- _TAREAS REQUERIDAS_
- 1) Extrae literalmente del fragmento sobre literatura argentina el pasaje que va desde "Este capítulo dedicado" hasta "la revista Contorno.", ambos incluidos.
- 2) Responde estas preguntas con datos del fragmento sobre literatura argentina:
(a) ¿A quién se atribuye la expresión "solidaridad con los desdichados"?
(b) ¿Qué sociedad reunió durante años a los escritores?
(c) ¿Con qué revista se menciona una tensión?
- 3) Sigue escribiendo el texto sobre el capítulo de literatura argentina a partir de su última oración.

- _FRAGMENTO DE ORIGEN_
Este capítulo dedicado a la literatura argentina (a la que le faltó “solidaridad con los desdichados” al decir de Martínez Estrada) tiene relatos cómicos de escritores (¡caso Gálvez!) y de la sociedad que los reunió durante años (la SADE); un fervoroso retrato del amor por Hudson y los pájaros, y otro de su  amistad con Victoria Ocampo y de la comunión espiritual con Héctor Murena (a quien se le dedican páginas importantes en el libro), así como de la ruptura con Borges y con los escritores liberales luego de la “fusiladora” y de la tensión con la revista Contorno.

- _Entradas del conjunto de datos_
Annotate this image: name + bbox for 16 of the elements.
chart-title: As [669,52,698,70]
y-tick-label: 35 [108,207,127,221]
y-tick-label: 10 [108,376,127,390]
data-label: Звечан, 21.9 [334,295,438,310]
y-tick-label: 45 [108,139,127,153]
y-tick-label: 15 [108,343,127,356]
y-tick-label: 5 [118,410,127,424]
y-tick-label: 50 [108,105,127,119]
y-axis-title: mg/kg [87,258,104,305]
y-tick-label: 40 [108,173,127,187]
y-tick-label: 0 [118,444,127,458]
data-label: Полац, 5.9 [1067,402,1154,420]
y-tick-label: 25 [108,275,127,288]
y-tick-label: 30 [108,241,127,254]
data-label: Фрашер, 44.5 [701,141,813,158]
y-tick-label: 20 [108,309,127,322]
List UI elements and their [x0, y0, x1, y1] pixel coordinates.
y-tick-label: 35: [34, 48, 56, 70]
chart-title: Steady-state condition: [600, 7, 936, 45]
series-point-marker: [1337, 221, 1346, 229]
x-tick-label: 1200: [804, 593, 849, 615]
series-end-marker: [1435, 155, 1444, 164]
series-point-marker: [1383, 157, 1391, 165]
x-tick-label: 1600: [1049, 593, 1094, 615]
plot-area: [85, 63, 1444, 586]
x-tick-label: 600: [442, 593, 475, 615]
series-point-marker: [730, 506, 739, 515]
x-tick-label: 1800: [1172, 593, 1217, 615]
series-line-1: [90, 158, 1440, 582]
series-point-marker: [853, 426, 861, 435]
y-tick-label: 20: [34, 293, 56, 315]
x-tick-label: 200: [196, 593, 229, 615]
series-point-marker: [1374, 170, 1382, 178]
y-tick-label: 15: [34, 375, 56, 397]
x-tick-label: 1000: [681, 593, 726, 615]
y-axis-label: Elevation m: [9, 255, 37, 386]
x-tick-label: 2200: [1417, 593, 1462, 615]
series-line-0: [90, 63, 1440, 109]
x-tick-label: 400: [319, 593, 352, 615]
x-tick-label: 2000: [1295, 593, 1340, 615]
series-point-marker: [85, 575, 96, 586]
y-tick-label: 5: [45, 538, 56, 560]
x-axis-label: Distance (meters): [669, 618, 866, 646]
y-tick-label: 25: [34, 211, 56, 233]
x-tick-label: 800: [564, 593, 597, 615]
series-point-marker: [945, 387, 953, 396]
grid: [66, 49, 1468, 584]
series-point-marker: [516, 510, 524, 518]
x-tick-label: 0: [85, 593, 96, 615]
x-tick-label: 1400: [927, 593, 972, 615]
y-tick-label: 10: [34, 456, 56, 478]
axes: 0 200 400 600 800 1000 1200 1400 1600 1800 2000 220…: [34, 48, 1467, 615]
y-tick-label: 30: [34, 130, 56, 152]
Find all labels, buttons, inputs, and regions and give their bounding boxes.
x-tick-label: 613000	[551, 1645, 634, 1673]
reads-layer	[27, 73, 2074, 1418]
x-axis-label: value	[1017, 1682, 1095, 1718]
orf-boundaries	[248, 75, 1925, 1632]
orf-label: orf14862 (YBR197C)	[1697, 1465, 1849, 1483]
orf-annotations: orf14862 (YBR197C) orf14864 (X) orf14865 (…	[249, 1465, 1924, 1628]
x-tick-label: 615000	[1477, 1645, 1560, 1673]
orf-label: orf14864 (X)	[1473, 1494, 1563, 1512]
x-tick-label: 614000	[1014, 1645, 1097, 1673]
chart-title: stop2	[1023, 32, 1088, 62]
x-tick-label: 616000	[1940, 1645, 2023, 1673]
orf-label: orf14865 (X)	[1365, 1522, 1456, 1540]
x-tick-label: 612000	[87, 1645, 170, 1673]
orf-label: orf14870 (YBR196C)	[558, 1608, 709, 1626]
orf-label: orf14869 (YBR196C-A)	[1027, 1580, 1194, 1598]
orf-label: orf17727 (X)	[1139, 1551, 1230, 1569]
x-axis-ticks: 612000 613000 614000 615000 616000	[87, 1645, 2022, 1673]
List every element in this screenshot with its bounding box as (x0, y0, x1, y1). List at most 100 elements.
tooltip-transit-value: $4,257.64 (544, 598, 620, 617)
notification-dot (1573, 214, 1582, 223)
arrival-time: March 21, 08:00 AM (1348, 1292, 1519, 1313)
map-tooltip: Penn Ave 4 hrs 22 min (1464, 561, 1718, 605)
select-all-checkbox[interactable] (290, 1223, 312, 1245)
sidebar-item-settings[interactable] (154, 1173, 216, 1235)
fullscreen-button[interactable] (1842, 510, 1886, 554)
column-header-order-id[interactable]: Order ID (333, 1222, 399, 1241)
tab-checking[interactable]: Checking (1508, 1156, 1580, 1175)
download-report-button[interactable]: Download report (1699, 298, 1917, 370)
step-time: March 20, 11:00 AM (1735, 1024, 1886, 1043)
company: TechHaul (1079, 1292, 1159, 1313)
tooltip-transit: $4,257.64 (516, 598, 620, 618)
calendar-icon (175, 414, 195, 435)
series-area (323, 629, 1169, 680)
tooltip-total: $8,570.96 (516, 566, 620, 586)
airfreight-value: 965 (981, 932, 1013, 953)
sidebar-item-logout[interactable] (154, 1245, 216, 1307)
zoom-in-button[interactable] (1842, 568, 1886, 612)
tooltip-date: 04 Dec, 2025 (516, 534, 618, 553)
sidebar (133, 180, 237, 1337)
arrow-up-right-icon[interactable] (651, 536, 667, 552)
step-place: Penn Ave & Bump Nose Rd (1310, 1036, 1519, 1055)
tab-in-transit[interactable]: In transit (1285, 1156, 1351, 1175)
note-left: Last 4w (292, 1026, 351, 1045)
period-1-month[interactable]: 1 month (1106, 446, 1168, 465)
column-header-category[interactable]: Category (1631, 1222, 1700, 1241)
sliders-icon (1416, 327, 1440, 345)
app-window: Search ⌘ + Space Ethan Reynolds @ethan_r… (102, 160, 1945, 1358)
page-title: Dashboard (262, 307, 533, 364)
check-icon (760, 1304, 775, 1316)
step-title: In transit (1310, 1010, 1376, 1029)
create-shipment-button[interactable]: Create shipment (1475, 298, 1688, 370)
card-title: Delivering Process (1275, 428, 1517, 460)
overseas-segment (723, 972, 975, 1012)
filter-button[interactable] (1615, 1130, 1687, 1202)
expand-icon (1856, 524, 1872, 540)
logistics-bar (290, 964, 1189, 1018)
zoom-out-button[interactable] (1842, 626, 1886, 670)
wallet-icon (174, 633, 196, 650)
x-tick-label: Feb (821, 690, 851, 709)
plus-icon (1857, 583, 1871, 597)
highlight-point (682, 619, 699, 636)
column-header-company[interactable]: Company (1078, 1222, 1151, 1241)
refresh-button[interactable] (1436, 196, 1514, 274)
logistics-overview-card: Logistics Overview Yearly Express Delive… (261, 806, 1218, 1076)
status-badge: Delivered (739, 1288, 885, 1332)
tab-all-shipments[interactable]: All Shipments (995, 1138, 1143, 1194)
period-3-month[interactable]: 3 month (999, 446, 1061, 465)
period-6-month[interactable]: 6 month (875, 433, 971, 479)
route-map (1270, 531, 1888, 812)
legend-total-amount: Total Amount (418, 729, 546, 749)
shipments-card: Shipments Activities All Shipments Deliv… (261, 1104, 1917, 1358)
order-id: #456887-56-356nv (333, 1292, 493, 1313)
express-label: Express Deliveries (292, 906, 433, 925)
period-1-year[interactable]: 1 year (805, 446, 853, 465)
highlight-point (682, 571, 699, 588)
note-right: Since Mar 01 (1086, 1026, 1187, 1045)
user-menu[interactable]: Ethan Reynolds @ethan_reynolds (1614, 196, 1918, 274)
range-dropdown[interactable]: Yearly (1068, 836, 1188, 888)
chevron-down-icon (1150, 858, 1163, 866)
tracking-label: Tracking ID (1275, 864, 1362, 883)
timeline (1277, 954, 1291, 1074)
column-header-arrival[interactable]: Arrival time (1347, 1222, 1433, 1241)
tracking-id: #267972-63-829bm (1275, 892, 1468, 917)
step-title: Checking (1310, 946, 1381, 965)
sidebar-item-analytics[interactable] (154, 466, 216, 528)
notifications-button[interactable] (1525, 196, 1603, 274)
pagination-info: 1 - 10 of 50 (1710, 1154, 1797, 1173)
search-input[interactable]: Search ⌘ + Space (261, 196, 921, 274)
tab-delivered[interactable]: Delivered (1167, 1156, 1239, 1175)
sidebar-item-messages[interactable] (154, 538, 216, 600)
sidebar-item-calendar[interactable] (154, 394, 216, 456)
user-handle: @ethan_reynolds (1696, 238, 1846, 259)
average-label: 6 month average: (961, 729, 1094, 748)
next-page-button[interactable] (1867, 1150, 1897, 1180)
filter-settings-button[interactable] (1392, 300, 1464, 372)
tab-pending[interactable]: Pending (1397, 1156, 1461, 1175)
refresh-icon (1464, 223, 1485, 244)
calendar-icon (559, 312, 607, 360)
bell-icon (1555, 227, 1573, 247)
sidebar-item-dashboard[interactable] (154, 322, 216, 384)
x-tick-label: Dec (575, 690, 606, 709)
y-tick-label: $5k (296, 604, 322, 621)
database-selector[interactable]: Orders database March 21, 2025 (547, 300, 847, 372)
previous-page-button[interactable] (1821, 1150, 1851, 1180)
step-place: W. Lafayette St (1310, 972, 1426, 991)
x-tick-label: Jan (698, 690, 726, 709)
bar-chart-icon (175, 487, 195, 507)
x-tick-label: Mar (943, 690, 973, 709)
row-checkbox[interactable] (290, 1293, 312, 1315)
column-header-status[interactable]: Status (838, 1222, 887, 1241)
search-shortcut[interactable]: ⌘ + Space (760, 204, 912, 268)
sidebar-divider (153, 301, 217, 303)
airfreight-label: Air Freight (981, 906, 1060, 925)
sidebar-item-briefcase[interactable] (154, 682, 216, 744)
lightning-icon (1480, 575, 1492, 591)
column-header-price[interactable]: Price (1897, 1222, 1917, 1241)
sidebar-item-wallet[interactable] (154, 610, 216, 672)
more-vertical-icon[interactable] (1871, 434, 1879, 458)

- _TUS RESPUESTAS_
- 1)
Este capítulo dedicado a la literatura argentina (a la que le faltó “solidaridad con los desdichados” al decir de Martínez Estrada) tiene relatos cómicos de escritores (¡caso Gálvez!) y de la sociedad que los reunió durante años (la SADE); un fervoroso retrato del amor por Hudson y los pájaros, y otro de su  amistad con Victoria Ocampo y de la comunión espiritual con Héctor Murena (a quien se le dedican páginas importantes en el libro), así como de la ruptura con Borges y con los escritores liberales luego de la “fusiladora” y de la tensión con la revista Contorno.

- 2)
(a) A Martínez Estrada.
(b) La SADE.
(c) Con la revista Contorno.

- 3)
Verdaderamente original e interesante es la historia del Caribe, de Cuba y del anarquismo español-cubano que precede a la parte final del libro. Después de recibir el premio Casa de las Américas, Martínez Estrada vivió un par de años finales y felices en La Habana, aunque murió en la Argentina. Ferrer le reprocha este capítulo de su vida. La ve como una claudicación parcial del viejo, un entusiasmo inconsecuente que lo llevó a desdecirse de muchos de sus escritos. Deslumbrado por los brillos de los comienzos siempre “solares” de un pueblo en movimiento, lo real, dice Ferrer es que “pronto correría sangre”. Y Martínez Estrada  “defendió los fusilamientos” ejecutados por el poder revolucionario.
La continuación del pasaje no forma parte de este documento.